*** Estratto del documento ***

“La sede del Museo Diocesano di Bisceglie, a causa della pandemia Covid-19, resta chiusa non avendo le risorse finanziarie per sopperire alle spese necessarie a garantire la sicurezza sanitaria, l’attività dell’Istituzione volta a valorizzare il proprio patrimonio non si ferma”. È quanto si legge in un comunicato stampa a firma del Direttore del Museo Dottor Giacinto La Notte e della professoressa Marcella Di Gregorio, i quali hanno partecipato all’istituzione di un Tavolo tecnico promosso e presieduto dalla Dottoressa Mariastella Margozzi, Direttore del Polo Museale della Puglia.

Dal tavolo, al quale ha partecipato anche il notaio Piero Consiglio quale presidente della Sezione Puglia dell’Associazione Dimore Storiche Italiane, è nata l’idea di organizzare una mostra dal titolo “Moda al Castello. Collezioni di abiti storici in Puglia”, già inaugurata domenica 14 giugno presso la Sala Bona Sforza e la Sala Normanna del Castello Svevo di Bari. Gli abiti e gli accessori selezionati provengono da realtà museali pubbliche o private che, possedendo tali manufatti, hanno condiviso con la Direzione regionale Musei Puglia il progetto di creare una rete museale sul costume e la moda.  Tra queste realtà figura anche il Museo Diocesano di Bisceglie.

L’esposizione è incentrata sull’abito di gala, quello delle feste, dei balli e delle cerimonie, con qualche esempio anche maschile, in tessuti preziosi quali raso e seta damascata, velluto, pékin, tulle, crêpe di seta, con decorazioni e applicazioni in pizzo, merletto, passamaneria. Presenti anche abiti da passeggio e da cocktail, corredati da sciarpe e stole, corpini ‘gioiello’, pellicce, e, infine, anche alcuni abiti da sposa.  I periodi rappresentati sono l’Ottocento e il Novecento fino agli anni ’60-’70, con un breve excursus nel Settecento maschile rappresentato dagli abiti “Jatta”. Ornamenti quali tabliers, fiocchi, pouff, plissé, crinoline e strascichi tipici del XIX secolo, si uniscono a quelli che contrassegnarono la cosiddetta Modernità a cavallo dei due secoli, quali mussole e pizzi ornati da sete, paillettes, giaietti e strass, per arrivare fino a quelli degli anni ‘60 del Novecento, in una costante evoluzione di stili e di manifatture, ancora artigianali, ma che sempre di più inseriscono la moda nel più ampio mutamento sociale e generazionale che porterà alla globalizzazione.

“A fronte della crescente esigenza di fruire del patrimonio culturale in maniera partecipata e dinamica, il recupero, la ricognizione, la tutela e la valorizzazione di costumi e abiti storici provenienti da collezioni di proprietà sia pubbliche che private, consentono di promuovere e incentivare la creazione, la comunicazione e la divulgazione di itinerari di fruizione turistico-culturale sempre più accattivanti e coinvolgenti per i visitatori”, si legge nel comunicato.

*** Dati riportati ***

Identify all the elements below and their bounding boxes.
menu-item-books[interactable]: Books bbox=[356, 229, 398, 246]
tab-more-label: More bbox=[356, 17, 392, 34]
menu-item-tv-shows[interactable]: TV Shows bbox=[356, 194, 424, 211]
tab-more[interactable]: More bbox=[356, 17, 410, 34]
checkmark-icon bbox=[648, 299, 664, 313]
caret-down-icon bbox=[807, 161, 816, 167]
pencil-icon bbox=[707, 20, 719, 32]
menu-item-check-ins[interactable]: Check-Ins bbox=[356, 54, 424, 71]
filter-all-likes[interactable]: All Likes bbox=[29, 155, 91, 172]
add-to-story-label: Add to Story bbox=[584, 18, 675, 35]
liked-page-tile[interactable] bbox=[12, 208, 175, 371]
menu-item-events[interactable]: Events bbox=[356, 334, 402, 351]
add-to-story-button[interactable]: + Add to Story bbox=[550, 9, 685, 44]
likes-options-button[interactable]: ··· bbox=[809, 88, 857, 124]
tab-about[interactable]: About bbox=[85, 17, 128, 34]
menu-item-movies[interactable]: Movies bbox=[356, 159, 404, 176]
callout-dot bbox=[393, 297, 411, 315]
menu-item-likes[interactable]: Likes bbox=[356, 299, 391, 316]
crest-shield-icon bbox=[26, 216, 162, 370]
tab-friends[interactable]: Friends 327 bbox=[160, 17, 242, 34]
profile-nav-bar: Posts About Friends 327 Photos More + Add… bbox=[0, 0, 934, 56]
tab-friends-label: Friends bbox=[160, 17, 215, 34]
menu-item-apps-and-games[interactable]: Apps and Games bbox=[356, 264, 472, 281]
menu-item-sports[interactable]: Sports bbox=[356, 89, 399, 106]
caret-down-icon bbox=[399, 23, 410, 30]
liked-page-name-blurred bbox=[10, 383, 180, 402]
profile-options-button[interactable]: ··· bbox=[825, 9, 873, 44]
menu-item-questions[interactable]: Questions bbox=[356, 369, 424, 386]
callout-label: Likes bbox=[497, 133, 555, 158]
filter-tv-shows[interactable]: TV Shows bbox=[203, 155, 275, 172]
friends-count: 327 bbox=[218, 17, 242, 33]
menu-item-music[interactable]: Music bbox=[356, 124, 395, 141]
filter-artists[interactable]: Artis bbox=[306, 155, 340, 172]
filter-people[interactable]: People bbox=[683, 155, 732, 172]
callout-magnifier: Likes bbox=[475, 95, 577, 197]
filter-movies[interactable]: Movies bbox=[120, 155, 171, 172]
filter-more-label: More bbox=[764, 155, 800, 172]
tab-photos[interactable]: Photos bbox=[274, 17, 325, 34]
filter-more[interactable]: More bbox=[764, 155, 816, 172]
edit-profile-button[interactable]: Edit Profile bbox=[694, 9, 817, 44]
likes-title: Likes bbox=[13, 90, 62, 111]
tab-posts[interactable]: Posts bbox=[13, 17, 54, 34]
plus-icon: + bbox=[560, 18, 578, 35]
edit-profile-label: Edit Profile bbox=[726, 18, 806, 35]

***

• _Compiti da svolgere_
1) Dite se le affermazioni (a), (b) e (c) concordano con l'estratto. Rispondete sì o no e citate alla lettera le parole decisive.
(a) La mostra è stata inaugurata domenica 14 giugno nel Castello Svevo di Bari.
(b) Il tavolo tecnico è stato presieduto da Giacinto La Notte.
(c) I periodi rappresentati nella mostra arrivano fino agli anni '80 del Novecento.
2) Rispondete in base all'estratto:
(a) Per quale motivo la sede del Museo Diocesano di Bisceglie resta chiusa?
(b) In quale veste il notaio Piero Consiglio ha partecipato al tavolo?
(c) Con quali abiti è rappresentato il Settecento maschile?
Per questo esercizio i record non servono.

• _Risposte in ordine_
1)
(a) Sì: "già inaugurata domenica 14 giugno presso la Sala Bona Sforza e la Sala Normanna del Castello Svevo di Bari"
(b) No: "promosso e presieduto dalla Dottoressa Mariastella Margozzi"
(c) No: "l’Ottocento e il Novecento fino agli anni ’60-’70"

2)
(a) Perché il museo non ha le risorse finanziarie per sopperire alle spese necessarie a garantire la sicurezza sanitaria.
(b) Come presidente della Sezione Puglia dell'Associazione Dimore Storiche Italiane.
(c) Con gli abiti "Jatta".